*Task to complete:* Extract all of the data and reproduce it precisely.

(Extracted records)
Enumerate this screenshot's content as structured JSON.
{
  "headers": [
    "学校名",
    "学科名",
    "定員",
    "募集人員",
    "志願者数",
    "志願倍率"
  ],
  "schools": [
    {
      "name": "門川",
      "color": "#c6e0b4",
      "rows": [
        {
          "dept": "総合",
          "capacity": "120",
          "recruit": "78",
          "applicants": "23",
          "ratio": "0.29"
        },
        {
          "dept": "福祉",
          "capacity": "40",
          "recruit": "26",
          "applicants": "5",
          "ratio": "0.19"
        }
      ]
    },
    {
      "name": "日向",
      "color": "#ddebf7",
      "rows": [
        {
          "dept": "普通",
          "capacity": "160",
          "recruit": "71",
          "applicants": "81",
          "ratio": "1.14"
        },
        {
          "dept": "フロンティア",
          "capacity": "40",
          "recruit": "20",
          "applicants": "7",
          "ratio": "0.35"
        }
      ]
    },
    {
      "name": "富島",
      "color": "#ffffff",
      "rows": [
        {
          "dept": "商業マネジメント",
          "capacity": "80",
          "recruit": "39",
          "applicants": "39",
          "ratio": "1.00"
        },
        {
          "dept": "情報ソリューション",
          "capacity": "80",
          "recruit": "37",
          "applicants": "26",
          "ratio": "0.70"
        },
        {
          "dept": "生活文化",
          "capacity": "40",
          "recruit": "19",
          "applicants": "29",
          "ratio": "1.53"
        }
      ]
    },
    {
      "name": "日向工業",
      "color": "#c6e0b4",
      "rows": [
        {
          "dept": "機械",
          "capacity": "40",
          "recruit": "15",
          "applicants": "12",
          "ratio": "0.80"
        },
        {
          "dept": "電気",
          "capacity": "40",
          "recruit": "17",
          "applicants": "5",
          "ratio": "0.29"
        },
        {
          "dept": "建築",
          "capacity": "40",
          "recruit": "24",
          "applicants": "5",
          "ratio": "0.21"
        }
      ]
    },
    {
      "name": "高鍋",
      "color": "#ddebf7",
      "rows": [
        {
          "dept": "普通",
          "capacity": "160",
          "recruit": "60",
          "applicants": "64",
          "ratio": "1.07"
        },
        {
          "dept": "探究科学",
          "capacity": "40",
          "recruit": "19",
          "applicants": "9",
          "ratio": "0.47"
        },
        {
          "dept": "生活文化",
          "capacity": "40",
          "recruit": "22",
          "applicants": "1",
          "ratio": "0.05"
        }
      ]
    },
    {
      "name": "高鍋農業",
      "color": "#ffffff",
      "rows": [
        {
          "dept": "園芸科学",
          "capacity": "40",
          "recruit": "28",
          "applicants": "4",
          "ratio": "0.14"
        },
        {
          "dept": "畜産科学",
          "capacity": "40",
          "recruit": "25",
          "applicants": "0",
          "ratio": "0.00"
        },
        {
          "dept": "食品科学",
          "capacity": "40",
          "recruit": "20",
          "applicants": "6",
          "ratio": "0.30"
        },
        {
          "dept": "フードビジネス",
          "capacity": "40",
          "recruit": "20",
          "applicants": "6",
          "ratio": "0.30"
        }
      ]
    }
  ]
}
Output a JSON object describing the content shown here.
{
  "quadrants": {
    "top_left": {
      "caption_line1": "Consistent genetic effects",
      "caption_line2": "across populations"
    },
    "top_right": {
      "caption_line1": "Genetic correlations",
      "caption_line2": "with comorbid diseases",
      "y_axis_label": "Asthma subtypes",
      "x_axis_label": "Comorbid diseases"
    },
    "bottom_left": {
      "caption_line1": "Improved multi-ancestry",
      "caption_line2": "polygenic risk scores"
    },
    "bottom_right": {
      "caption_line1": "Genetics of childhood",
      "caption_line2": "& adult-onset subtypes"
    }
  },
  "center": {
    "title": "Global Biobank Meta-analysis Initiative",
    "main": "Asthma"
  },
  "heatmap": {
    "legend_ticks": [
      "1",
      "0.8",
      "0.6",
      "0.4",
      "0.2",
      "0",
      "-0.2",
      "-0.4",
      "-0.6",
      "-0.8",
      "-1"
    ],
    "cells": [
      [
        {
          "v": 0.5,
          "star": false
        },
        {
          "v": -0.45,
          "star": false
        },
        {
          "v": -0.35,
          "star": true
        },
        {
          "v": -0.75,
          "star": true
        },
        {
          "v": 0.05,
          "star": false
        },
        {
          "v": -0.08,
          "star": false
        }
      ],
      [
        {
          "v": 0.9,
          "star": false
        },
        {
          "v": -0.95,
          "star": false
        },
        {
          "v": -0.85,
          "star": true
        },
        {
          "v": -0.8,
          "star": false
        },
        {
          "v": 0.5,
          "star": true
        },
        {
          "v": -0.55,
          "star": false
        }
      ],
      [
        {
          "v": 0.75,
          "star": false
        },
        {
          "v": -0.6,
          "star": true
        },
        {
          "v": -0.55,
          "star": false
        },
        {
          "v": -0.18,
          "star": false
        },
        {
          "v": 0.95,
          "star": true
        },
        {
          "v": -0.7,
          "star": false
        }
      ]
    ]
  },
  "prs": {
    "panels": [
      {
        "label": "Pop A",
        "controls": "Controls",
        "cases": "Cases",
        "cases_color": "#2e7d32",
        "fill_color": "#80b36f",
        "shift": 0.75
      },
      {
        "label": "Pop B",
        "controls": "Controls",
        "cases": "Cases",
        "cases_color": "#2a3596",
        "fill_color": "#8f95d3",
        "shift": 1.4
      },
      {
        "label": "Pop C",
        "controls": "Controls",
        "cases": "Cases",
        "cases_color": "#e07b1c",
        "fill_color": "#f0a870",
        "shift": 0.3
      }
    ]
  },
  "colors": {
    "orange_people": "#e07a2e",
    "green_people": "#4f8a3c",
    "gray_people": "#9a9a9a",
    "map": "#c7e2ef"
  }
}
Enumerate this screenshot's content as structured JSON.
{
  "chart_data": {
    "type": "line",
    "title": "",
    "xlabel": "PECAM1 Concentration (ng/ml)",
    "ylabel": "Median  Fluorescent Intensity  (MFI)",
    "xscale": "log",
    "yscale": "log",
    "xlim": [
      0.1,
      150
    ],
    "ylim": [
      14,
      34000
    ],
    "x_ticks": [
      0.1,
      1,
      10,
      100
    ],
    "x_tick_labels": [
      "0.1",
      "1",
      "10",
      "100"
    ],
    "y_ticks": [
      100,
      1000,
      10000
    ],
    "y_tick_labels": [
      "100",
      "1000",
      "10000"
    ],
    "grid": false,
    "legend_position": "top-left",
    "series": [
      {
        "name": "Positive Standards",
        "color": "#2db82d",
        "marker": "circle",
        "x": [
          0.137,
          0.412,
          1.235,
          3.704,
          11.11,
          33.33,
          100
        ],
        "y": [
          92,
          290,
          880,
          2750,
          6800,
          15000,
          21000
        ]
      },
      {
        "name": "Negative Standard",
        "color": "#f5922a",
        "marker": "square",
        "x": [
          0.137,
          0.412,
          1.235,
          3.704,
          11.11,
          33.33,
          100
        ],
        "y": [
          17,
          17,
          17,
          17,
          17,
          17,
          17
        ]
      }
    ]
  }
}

*Reply to the task:*
Enumerate this screenshot's content as structured JSON.
{
  "headers": [
    "学校名",
    "学科名",
    "定員",
    "募集人員",
    "志願者数",
    "志願倍率"
  ],
  "schools": [
    {
      "name": "門川",
      "color": "#c6e0b4",
      "rows": [
        {
          "dept": "総合",
          "capacity": "120",
          "recruit": "78",
          "applicants": "23",
          "ratio": "0.29"
        },
        {
          "dept": "福祉",
          "capacity": "40",
          "recruit": "26",
          "applicants": "5",
          "ratio": "0.19"
        }
      ]
    },
    {
      "name": "日向",
      "color": "#ddebf7",
      "rows": [
        {
          "dept": "普通",
          "capacity": "160",
          "recruit": "71",
          "applicants": "81",
          "ratio": "1.14"
        },
        {
          "dept": "フロンティア",
          "capacity": "40",
          "recruit": "20",
          "applicants": "7",
          "ratio": "0.35"
        }
      ]
    },
    {
      "name": "富島",
      "color": "#ffffff",
      "rows": [
        {
          "dept": "商業マネジメント",
          "capacity": "80",
          "recruit": "39",
          "applicants": "39",
          "ratio": "1.00"
        },
        {
          "dept": "情報ソリューション",
          "capacity": "80",
          "recruit": "37",
          "applicants": "26",
          "ratio": "0.70"
        },
        {
          "dept": "生活文化",
          "capacity": "40",
          "recruit": "19",
          "applicants": "29",
          "ratio": "1.53"
        }
      ]
    },
    {
      "name": "日向工業",
      "color": "#c6e0b4",
      "rows": [
        {
          "dept": "機械",
          "capacity": "40",
          "recruit": "15",
          "applicants": "12",
          "ratio": "0.80"
        },
        {
          "dept": "電気",
          "capacity": "40",
          "recruit": "17",
          "applicants": "5",
          "ratio": "0.29"
        },
        {
          "dept": "建築",
          "capacity": "40",
          "recruit": "24",
          "applicants": "5",
          "ratio": "0.21"
        }
      ]
    },
    {
      "name": "高鍋",
      "color": "#ddebf7",
      "rows": [
        {
          "dept": "普通",
          "capacity": "160",
          "recruit": "60",
          "applicants": "64",
          "ratio": "1.07"
        },
        {
          "dept": "探究科学",
          "capacity": "40",
          "recruit": "19",
          "applicants": "9",
          "ratio": "0.47"
        },
        {
          "dept": "生活文化",
          "capacity": "40",
          "recruit": "22",
          "applicants": "1",
          "ratio": "0.05"
        }
      ]
    },
    {
      "name": "高鍋農業",
      "color": "#ffffff",
      "rows": [
        {
          "dept": "園芸科学",
          "capacity": "40",
          "recruit": "28",
          "applicants": "4",
          "ratio": "0.14"
        },
        {
          "dept": "畜産科学",
          "capacity": "40",
          "recruit": "25",
          "applicants": "0",
          "ratio": "0.00"
        },
        {
          "dept": "食品科学",
          "capacity": "40",
          "recruit": "20",
          "applicants": "6",
          "ratio": "0.30"
        },
        {
          "dept": "フードビジネス",
          "capacity": "40",
          "recruit": "20",
          "applicants": "6",
          "ratio": "0.30"
        }
      ]
    }
  ]
}
Output a JSON object describing the content shown here.
{
  "quadrants": {
    "top_left": {
      "caption_line1": "Consistent genetic effects",
      "caption_line2": "across populations"
    },
    "top_right": {
      "caption_line1": "Genetic correlations",
      "caption_line2": "with comorbid diseases",
      "y_axis_label": "Asthma subtypes",
      "x_axis_label": "Comorbid diseases"
    },
    "bottom_left": {
      "caption_line1": "Improved multi-ancestry",
      "caption_line2": "polygenic risk scores"
    },
    "bottom_right": {
      "caption_line1": "Genetics of childhood",
      "caption_line2": "& adult-onset subtypes"
    }
  },
  "center": {
    "title": "Global Biobank Meta-analysis Initiative",
    "main": "Asthma"
  },
  "heatmap": {
    "legend_ticks": [
      "1",
      "0.8",
      "0.6",
      "0.4",
      "0.2",
      "0",
      "-0.2",
      "-0.4",
      "-0.6",
      "-0.8",
      "-1"
    ],
    "cells": [
      [
        {
          "v": 0.5,
          "star": false
        },
        {
          "v": -0.45,
          "star": false
        },
        {
          "v": -0.35,
          "star": true
        },
        {
          "v": -0.75,
          "star": true
        },
        {
          "v": 0.05,
          "star": false
        },
        {
          "v": -0.08,
          "star": false
        }
      ],
      [
        {
          "v": 0.9,
          "star": false
        },
        {
          "v": -0.95,
          "star": false
        },
        {
          "v": -0.85,
          "star": true
        },
        {
          "v": -0.8,
          "star": false
        },
        {
          "v": 0.5,
          "star": true
        },
        {
          "v": -0.55,
          "star": false
        }
      ],
      [
        {
          "v": 0.75,
          "star": false
        },
        {
          "v": -0.6,
          "star": true
        },
        {
          "v": -0.55,
          "star": false
        },
        {
          "v": -0.18,
          "star": false
        },
        {
          "v": 0.95,
          "star": true
        },
        {
          "v": -0.7,
          "star": false
        }
      ]
    ]
  },
  "prs": {
    "panels": [
      {
        "label": "Pop A",
        "controls": "Controls",
        "cases": "Cases",
        "cases_color": "#2e7d32",
        "fill_color": "#80b36f",
        "shift": 0.75
      },
      {
        "label": "Pop B",
        "controls": "Controls",
        "cases": "Cases",
        "cases_color": "#2a3596",
        "fill_color": "#8f95d3",
        "shift": 1.4
      },
      {
        "label": "Pop C",
        "controls": "Controls",
        "cases": "Cases",
        "cases_color": "#e07b1c",
        "fill_color": "#f0a870",
        "shift": 0.3
      }
    ]
  },
  "colors": {
    "orange_people": "#e07a2e",
    "green_people": "#4f8a3c",
    "gray_people": "#9a9a9a",
    "map": "#c7e2ef"
  }
}
Enumerate this screenshot's content as structured JSON.
{
  "chart_data": {
    "type": "line",
    "title": "",
    "xlabel": "PECAM1 Concentration (ng/ml)",
    "ylabel": "Median  Fluorescent Intensity  (MFI)",
    "xscale": "log",
    "yscale": "log",
    "xlim": [
      0.1,
      150
    ],
    "ylim": [
      14,
      34000
    ],
    "x_ticks": [
      0.1,
      1,
      10,
      100
    ],
    "x_tick_labels": [
      "0.1",
      "1",
      "10",
      "100"
    ],
    "y_ticks": [
      100,
      1000,
      10000
    ],
    "y_tick_labels": [
      "100",
      "1000",
      "10000"
    ],
    "grid": false,
    "legend_position": "top-left",
    "series": [
      {
        "name": "Positive Standards",
        "color": "#2db82d",
        "marker": "circle",
        "x": [
          0.137,
          0.412,
          1.235,
          3.704,
          11.11,
          33.33,
          100
        ],
        "y": [
          92,
          290,
          880,
          2750,
          6800,
          15000,
          21000
        ]
      },
      {
        "name": "Negative Standard",
        "color": "#f5922a",
        "marker": "square",
        "x": [
          0.137,
          0.412,
          1.235,
          3.704,
          11.11,
          33.33,
          100
        ],
        "y": [
          17,
          17,
          17,
          17,
          17,
          17,
          17
        ]
      }
    ]
  }
}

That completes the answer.